• **Instructions for the task**
Below is a block of records; repeat all of them exactly.

[Provided entries start]

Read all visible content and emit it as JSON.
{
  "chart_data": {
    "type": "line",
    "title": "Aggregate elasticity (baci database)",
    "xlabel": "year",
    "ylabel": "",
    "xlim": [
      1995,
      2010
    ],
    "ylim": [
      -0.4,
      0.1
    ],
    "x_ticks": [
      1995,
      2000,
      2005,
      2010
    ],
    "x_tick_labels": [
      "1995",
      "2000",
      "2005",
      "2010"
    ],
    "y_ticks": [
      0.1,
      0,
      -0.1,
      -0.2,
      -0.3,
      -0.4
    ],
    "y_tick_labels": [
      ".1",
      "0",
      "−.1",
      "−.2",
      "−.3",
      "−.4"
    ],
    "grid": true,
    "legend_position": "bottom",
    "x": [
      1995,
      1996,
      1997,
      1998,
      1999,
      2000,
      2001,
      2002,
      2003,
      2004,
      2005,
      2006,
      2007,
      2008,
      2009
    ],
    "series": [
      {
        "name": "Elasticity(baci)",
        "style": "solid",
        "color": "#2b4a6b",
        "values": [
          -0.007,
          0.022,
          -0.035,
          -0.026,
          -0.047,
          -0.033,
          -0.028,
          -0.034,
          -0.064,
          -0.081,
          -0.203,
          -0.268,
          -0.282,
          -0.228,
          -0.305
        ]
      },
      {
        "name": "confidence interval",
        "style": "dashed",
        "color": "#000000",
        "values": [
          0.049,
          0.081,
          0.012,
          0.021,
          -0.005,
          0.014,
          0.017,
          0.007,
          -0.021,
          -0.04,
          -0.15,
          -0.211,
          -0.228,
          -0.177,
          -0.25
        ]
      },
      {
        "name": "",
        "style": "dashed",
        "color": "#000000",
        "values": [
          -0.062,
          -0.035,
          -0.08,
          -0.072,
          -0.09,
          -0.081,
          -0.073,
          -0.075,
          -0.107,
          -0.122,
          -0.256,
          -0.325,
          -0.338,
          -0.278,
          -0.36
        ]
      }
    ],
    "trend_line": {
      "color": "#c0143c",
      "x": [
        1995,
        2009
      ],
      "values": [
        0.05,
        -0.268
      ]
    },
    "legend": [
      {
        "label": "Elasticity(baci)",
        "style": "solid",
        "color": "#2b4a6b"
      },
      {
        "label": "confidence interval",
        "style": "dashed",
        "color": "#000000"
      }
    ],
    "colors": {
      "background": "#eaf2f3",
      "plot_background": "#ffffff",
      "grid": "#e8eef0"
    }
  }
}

[Provided entries end]

• **Task answer**
Read all visible content and emit it as JSON.
{
  "chart_data": {
    "type": "line",
    "title": "Aggregate elasticity (baci database)",
    "xlabel": "year",
    "ylabel": "",
    "xlim": [
      1995,
      2010
    ],
    "ylim": [
      -0.4,
      0.1
    ],
    "x_ticks": [
      1995,
      2000,
      2005,
      2010
    ],
    "x_tick_labels": [
      "1995",
      "2000",
      "2005",
      "2010"
    ],
    "y_ticks": [
      0.1,
      0,
      -0.1,
      -0.2,
      -0.3,
      -0.4
    ],
    "y_tick_labels": [
      ".1",
      "0",
      "−.1",
      "−.2",
      "−.3",
      "−.4"
    ],
    "grid": true,
    "legend_position": "bottom",
    "x": [
      1995,
      1996,
      1997,
      1998,
      1999,
      2000,
      2001,
      2002,
      2003,
      2004,
      2005,
      2006,
      2007,
      2008,
      2009
    ],
    "series": [
      {
        "name": "Elasticity(baci)",
        "style": "solid",
        "color": "#2b4a6b",
        "values": [
          -0.007,
          0.022,
          -0.035,
          -0.026,
          -0.047,
          -0.033,
          -0.028,
          -0.034,
          -0.064,
          -0.081,
          -0.203,
          -0.268,
          -0.282,
          -0.228,
          -0.305
        ]
      },
      {
        "name": "confidence interval",
        "style": "dashed",
        "color": "#000000",
        "values": [
          0.049,
          0.081,
          0.012,
          0.021,
          -0.005,
          0.014,
          0.017,
          0.007,
          -0.021,
          -0.04,
          -0.15,
          -0.211,
          -0.228,
          -0.177,
          -0.25
        ]
      },
      {
        "name": "",
        "style": "dashed",
        "color": "#000000",
        "values": [
          -0.062,
          -0.035,
          -0.08,
          -0.072,
          -0.09,
          -0.081,
          -0.073,
          -0.075,
          -0.107,
          -0.122,
          -0.256,
          -0.325,
          -0.338,
          -0.278,
          -0.36
        ]
      }
    ],
    "trend_line": {
      "color": "#c0143c",
      "x": [
        1995,
        2009
      ],
      "values": [
        0.05,
        -0.268
      ]
    },
    "legend": [
      {
        "label": "Elasticity(baci)",
        "style": "solid",
        "color": "#2b4a6b"
      },
      {
        "label": "confidence interval",
        "style": "dashed",
        "color": "#000000"
      }
    ],
    "colors": {
      "background": "#eaf2f3",
      "plot_background": "#ffffff",
      "grid": "#e8eef0"
    }
  }
}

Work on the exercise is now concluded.